=== TASK OBJECTIVE ===
Pick out all lines with the word "damaged" from the records that follow.

Records
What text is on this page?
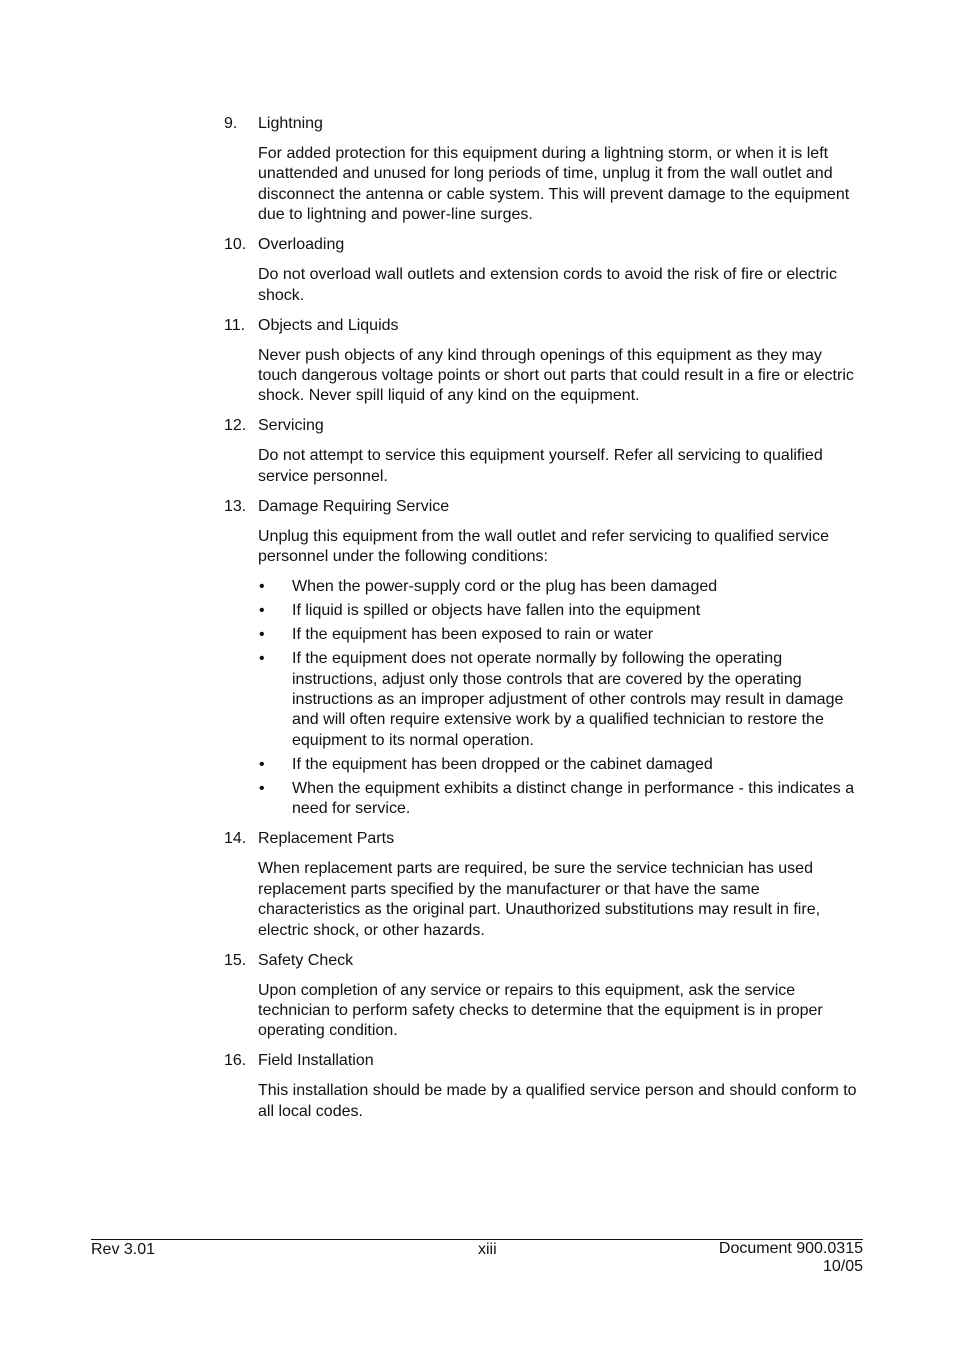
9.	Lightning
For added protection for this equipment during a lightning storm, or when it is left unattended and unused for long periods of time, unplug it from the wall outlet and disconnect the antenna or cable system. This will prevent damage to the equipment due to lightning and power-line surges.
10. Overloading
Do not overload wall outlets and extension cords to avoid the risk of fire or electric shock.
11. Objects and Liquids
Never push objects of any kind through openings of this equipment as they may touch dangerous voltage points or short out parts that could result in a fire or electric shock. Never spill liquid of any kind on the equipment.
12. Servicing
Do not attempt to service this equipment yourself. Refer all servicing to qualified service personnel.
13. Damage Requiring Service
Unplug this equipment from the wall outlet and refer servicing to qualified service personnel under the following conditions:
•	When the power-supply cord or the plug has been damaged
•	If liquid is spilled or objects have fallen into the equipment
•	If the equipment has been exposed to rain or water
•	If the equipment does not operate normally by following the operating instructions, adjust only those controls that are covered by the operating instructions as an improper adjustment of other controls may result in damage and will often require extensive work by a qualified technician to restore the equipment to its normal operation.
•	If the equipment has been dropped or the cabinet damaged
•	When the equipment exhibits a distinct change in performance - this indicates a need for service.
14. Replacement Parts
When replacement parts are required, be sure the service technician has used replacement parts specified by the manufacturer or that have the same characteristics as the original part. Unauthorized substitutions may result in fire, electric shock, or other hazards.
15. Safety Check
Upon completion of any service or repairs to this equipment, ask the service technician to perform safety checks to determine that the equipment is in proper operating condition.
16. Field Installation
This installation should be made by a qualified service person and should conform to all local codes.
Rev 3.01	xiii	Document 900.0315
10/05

=== TASK OUTPUT ===
•	When the power-supply cord or the plug has been damaged
•	If the equipment has been dropped or the cabinet damaged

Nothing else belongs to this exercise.